■ WRITTEN INSTRUCTION
Every record here should be printed again exactly.
════
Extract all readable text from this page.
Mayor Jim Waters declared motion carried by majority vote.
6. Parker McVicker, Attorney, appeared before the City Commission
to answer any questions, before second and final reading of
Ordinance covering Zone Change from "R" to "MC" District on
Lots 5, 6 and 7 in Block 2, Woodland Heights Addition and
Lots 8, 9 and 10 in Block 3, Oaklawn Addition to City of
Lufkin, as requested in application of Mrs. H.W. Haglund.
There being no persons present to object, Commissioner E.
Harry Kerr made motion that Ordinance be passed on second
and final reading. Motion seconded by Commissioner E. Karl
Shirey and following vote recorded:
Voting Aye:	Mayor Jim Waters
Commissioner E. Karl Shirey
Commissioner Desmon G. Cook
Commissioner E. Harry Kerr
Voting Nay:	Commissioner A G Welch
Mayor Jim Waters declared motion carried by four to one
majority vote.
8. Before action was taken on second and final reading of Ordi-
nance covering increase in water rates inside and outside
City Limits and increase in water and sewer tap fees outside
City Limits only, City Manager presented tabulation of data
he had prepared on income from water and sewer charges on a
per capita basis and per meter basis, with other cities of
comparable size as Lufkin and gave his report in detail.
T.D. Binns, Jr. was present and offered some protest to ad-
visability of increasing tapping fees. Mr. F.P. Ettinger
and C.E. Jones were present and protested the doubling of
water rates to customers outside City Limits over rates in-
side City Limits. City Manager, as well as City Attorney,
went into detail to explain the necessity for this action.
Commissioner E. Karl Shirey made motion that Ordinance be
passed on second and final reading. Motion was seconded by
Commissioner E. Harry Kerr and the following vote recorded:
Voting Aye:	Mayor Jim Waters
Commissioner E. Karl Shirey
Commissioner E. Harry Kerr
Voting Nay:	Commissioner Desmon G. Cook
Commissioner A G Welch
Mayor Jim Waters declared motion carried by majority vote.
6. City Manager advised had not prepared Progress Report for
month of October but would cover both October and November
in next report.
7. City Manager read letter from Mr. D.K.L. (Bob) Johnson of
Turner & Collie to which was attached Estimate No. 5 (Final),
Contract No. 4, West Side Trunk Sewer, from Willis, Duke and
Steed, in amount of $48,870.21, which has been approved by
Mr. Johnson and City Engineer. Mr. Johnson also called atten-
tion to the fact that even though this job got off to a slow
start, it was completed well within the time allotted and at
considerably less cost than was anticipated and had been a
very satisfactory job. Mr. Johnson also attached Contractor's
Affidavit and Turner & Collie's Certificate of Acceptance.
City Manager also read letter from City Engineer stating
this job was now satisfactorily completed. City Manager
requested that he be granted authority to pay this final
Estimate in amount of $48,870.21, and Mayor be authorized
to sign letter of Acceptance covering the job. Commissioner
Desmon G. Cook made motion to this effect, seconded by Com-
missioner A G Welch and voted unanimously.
════
■ TASK OUTPUT
Extract all readable text from this page.
Mayor Jim Waters declared motion carried by majority vote.
6. Parker McVicker, Attorney, appeared before the City Commission
to answer any questions, before second and final reading of
Ordinance covering Zone Change from "R" to "MC" District on
Lots 5, 6 and 7 in Block 2, Woodland Heights Addition and
Lots 8, 9 and 10 in Block 3, Oaklawn Addition to City of
Lufkin, as requested in application of Mrs. H.W. Haglund.
There being no persons present to object, Commissioner E.
Harry Kerr made motion that Ordinance be passed on second
and final reading. Motion seconded by Commissioner E. Karl
Shirey and following vote recorded:
Voting Aye:	Mayor Jim Waters
Commissioner E. Karl Shirey
Commissioner Desmon G. Cook
Commissioner E. Harry Kerr
Voting Nay:	Commissioner A G Welch
Mayor Jim Waters declared motion carried by four to one
majority vote.
8. Before action was taken on second and final reading of Ordi-
nance covering increase in water rates inside and outside
City Limits and increase in water and sewer tap fees outside
City Limits only, City Manager presented tabulation of data
he had prepared on income from water and sewer charges on a
per capita basis and per meter basis, with other cities of
comparable size as Lufkin and gave his report in detail.
T.D. Binns, Jr. was present and offered some protest to ad-
visability of increasing tapping fees. Mr. F.P. Ettinger
and C.E. Jones were present and protested the doubling of
water rates to customers outside City Limits over rates in-
side City Limits. City Manager, as well as City Attorney,
went into detail to explain the necessity for this action.
Commissioner E. Karl Shirey made motion that Ordinance be
passed on second and final reading. Motion was seconded by
Commissioner E. Harry Kerr and the following vote recorded:
Voting Aye:	Mayor Jim Waters
Commissioner E. Karl Shirey
Commissioner E. Harry Kerr
Voting Nay:	Commissioner Desmon G. Cook
Commissioner A G Welch
Mayor Jim Waters declared motion carried by majority vote.
6. City Manager advised had not prepared Progress Report for
month of October but would cover both October and November
in next report.
7. City Manager read letter from Mr. D.K.L. (Bob) Johnson of
Turner & Collie to which was attached Estimate No. 5 (Final),
Contract No. 4, West Side Trunk Sewer, from Willis, Duke and
Steed, in amount of $48,870.21, which has been approved by
Mr. Johnson and City Engineer. Mr. Johnson also called atten-
tion to the fact that even though this job got off to a slow
start, it was completed well within the time allotted and at
considerably less cost than was anticipated and had been a
very satisfactory job. Mr. Johnson also attached Contractor's
Affidavit and Turner & Collie's Certificate of Acceptance.
City Manager also read letter from City Engineer stating
this job was now satisfactorily completed. City Manager
requested that he be granted authority to pay this final
Estimate in amount of $48,870.21, and Mayor be authorized
to sign letter of Acceptance covering the job. Commissioner
Desmon G. Cook made motion to this effect, seconded by Com-
missioner A G Welch and voted unanimously.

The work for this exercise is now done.